To do: Extract every line of the listing below, reproducing each one character for character.

[BEGIN]

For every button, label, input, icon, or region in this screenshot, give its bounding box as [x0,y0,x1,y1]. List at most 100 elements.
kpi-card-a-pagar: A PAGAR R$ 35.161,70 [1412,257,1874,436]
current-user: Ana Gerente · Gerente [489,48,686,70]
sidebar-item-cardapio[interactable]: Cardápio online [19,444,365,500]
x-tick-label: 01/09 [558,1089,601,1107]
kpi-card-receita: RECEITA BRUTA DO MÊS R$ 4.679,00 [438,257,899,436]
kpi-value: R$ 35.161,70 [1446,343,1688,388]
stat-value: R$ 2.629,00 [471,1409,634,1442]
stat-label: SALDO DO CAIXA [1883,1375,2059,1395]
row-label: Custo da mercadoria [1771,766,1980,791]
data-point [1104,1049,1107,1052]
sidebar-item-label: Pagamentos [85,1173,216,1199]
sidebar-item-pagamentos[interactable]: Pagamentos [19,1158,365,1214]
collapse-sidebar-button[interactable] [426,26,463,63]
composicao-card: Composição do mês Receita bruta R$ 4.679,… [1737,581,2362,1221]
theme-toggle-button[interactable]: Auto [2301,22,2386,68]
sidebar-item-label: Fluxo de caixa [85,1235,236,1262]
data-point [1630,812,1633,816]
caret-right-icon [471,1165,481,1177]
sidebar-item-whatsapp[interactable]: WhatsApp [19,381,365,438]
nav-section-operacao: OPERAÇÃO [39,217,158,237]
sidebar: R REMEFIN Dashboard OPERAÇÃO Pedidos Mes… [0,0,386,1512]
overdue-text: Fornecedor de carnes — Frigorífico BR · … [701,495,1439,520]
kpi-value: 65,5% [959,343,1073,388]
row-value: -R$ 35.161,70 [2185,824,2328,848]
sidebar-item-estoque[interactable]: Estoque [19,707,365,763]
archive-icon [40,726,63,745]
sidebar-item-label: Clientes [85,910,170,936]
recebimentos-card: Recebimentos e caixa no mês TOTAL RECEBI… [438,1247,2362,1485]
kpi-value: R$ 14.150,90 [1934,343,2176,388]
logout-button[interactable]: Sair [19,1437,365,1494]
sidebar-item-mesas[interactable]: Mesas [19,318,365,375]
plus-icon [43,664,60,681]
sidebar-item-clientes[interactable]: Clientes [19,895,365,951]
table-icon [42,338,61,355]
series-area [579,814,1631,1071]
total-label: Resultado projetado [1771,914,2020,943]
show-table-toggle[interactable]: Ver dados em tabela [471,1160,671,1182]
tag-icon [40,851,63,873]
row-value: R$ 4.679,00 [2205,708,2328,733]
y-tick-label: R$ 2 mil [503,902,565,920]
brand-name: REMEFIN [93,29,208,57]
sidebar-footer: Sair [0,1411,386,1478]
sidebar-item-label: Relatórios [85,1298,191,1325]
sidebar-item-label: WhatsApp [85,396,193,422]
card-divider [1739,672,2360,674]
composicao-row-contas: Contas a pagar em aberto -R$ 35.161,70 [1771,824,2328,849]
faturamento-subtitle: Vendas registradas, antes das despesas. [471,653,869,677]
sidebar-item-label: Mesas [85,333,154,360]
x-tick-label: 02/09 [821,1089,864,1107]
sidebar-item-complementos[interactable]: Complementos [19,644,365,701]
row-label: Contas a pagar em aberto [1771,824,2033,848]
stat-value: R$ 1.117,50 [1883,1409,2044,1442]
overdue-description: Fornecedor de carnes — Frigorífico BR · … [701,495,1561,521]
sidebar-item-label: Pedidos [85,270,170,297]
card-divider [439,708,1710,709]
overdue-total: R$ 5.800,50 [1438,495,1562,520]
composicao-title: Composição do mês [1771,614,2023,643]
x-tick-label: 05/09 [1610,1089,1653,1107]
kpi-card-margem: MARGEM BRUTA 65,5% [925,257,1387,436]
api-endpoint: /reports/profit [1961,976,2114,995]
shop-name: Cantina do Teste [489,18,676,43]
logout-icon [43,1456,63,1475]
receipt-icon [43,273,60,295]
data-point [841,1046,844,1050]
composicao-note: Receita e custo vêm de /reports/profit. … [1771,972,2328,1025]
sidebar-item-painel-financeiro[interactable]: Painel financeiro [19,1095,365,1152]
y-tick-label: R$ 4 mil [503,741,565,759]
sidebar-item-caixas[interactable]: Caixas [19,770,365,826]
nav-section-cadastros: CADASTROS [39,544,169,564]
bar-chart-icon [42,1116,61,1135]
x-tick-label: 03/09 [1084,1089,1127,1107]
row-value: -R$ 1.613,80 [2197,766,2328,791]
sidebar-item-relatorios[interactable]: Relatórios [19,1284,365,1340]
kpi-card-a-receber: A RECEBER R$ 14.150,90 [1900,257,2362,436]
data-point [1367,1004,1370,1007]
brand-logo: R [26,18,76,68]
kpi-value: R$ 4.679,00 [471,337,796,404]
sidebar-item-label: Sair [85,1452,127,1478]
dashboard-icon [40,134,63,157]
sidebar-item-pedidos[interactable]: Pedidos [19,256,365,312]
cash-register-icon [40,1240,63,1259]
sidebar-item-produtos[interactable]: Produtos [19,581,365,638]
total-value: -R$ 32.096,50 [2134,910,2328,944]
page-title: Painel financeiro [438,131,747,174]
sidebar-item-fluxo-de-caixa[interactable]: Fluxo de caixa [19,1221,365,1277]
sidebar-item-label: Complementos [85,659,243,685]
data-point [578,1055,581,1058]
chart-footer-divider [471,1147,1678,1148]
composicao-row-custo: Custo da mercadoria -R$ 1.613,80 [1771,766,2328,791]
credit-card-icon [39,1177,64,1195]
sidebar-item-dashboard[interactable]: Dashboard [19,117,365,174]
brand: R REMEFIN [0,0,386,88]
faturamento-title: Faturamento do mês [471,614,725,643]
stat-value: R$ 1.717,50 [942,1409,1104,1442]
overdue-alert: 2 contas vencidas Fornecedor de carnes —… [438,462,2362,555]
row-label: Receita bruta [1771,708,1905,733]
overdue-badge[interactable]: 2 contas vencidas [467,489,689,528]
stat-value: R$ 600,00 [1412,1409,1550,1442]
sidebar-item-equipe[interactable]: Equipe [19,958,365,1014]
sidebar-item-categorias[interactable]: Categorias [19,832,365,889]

[END]

Task solution:
For every button, label, input, icon, or region in this screenshot, give its bounding box as [x0,y0,x1,y1]. List at most 100 elements.
kpi-card-a-pagar: A PAGAR R$ 35.161,70 [1412,257,1874,436]
current-user: Ana Gerente · Gerente [489,48,686,70]
sidebar-item-cardapio[interactable]: Cardápio online [19,444,365,500]
x-tick-label: 01/09 [558,1089,601,1107]
kpi-card-receita: RECEITA BRUTA DO MÊS R$ 4.679,00 [438,257,899,436]
kpi-value: R$ 35.161,70 [1446,343,1688,388]
stat-value: R$ 2.629,00 [471,1409,634,1442]
stat-label: SALDO DO CAIXA [1883,1375,2059,1395]
row-label: Custo da mercadoria [1771,766,1980,791]
data-point [1104,1049,1107,1052]
sidebar-item-label: Pagamentos [85,1173,216,1199]
sidebar-item-pagamentos[interactable]: Pagamentos [19,1158,365,1214]
collapse-sidebar-button[interactable] [426,26,463,63]
composicao-card: Composição do mês Receita bruta R$ 4.679,… [1737,581,2362,1221]
theme-toggle-button[interactable]: Auto [2301,22,2386,68]
sidebar-item-label: Fluxo de caixa [85,1235,236,1262]
data-point [1630,812,1633,816]
caret-right-icon [471,1165,481,1177]
sidebar-item-whatsapp[interactable]: WhatsApp [19,381,365,438]
nav-section-operacao: OPERAÇÃO [39,217,158,237]
sidebar: R REMEFIN Dashboard OPERAÇÃO Pedidos Mes… [0,0,386,1512]
overdue-text: Fornecedor de carnes — Frigorífico BR · … [701,495,1439,520]
kpi-value: 65,5% [959,343,1073,388]
row-value: -R$ 35.161,70 [2185,824,2328,848]
sidebar-item-estoque[interactable]: Estoque [19,707,365,763]
archive-icon [40,726,63,745]
sidebar-item-label: Clientes [85,910,170,936]
recebimentos-card: Recebimentos e caixa no mês TOTAL RECEBI… [438,1247,2362,1485]
kpi-value: R$ 14.150,90 [1934,343,2176,388]
logout-button[interactable]: Sair [19,1437,365,1494]
sidebar-item-mesas[interactable]: Mesas [19,318,365,375]
plus-icon [43,664,60,681]
sidebar-item-clientes[interactable]: Clientes [19,895,365,951]
table-icon [42,338,61,355]
series-area [579,814,1631,1071]
total-label: Resultado projetado [1771,914,2020,943]
show-table-toggle[interactable]: Ver dados em tabela [471,1160,671,1182]
tag-icon [40,851,63,873]
row-value: R$ 4.679,00 [2205,708,2328,733]
y-tick-label: R$ 2 mil [503,902,565,920]
brand-name: REMEFIN [93,29,208,57]
sidebar-footer: Sair [0,1411,386,1478]
sidebar-item-label: Relatórios [85,1298,191,1325]
sidebar-item-label: WhatsApp [85,396,193,422]
card-divider [1739,672,2360,674]
composicao-row-contas: Contas a pagar em aberto -R$ 35.161,70 [1771,824,2328,849]
faturamento-subtitle: Vendas registradas, antes das despesas. [471,653,869,677]
sidebar-item-label: Mesas [85,333,154,360]
x-tick-label: 02/09 [821,1089,864,1107]
sidebar-item-complementos[interactable]: Complementos [19,644,365,701]
row-label: Contas a pagar em aberto [1771,824,2033,848]
stat-value: R$ 1.117,50 [1883,1409,2044,1442]
overdue-description: Fornecedor de carnes — Frigorífico BR · … [701,495,1561,521]
sidebar-item-label: Pedidos [85,270,170,297]
card-divider [439,708,1710,709]
overdue-total: R$ 5.800,50 [1438,495,1562,520]
composicao-title: Composição do mês [1771,614,2023,643]
x-tick-label: 05/09 [1610,1089,1653,1107]
kpi-card-margem: MARGEM BRUTA 65,5% [925,257,1387,436]
api-endpoint: /reports/profit [1961,976,2114,995]
shop-name: Cantina do Teste [489,18,676,43]
logout-icon [43,1456,63,1475]
receipt-icon [43,273,60,295]
data-point [841,1046,844,1050]
composicao-note: Receita e custo vêm de /reports/profit. … [1771,972,2328,1025]
sidebar-item-painel-financeiro[interactable]: Painel financeiro [19,1095,365,1152]
y-tick-label: R$ 4 mil [503,741,565,759]
sidebar-item-caixas[interactable]: Caixas [19,770,365,826]
nav-section-cadastros: CADASTROS [39,544,169,564]
bar-chart-icon [42,1116,61,1135]
x-tick-label: 03/09 [1084,1089,1127,1107]
row-value: -R$ 1.613,80 [2197,766,2328,791]
sidebar-item-relatorios[interactable]: Relatórios [19,1284,365,1340]
kpi-card-a-receber: A RECEBER R$ 14.150,90 [1900,257,2362,436]
data-point [1367,1004,1370,1007]
brand-logo: R [26,18,76,68]
kpi-value: R$ 4.679,00 [471,337,796,404]
sidebar-item-label: Sair [85,1452,127,1478]
dashboard-icon [40,134,63,157]
sidebar-item-pedidos[interactable]: Pedidos [19,256,365,312]
cash-register-icon [40,1240,63,1259]
sidebar-item-produtos[interactable]: Produtos [19,581,365,638]
total-value: -R$ 32.096,50 [2134,910,2328,944]
page-title: Painel financeiro [438,131,747,174]
sidebar-item-fluxo-de-caixa[interactable]: Fluxo de caixa [19,1221,365,1277]
sidebar-item-label: Complementos [85,659,243,685]
data-point [578,1055,581,1058]
chart-footer-divider [471,1147,1678,1148]
composicao-row-custo: Custo da mercadoria -R$ 1.613,80 [1771,766,2328,791]
credit-card-icon [39,1177,64,1195]
sidebar-item-dashboard[interactable]: Dashboard [19,117,365,174]
brand: R REMEFIN [0,0,386,88]
faturamento-title: Faturamento do mês [471,614,725,643]
stat-value: R$ 1.717,50 [942,1409,1104,1442]
overdue-alert: 2 contas vencidas Fornecedor de carnes —… [438,462,2362,555]
row-label: Receita bruta [1771,708,1905,733]
overdue-badge[interactable]: 2 contas vencidas [467,489,689,528]
stat-value: R$ 600,00 [1412,1409,1550,1442]
sidebar-item-equipe[interactable]: Equipe [19,958,365,1014]
sidebar-item-categorias[interactable]: Categorias [19,832,365,889]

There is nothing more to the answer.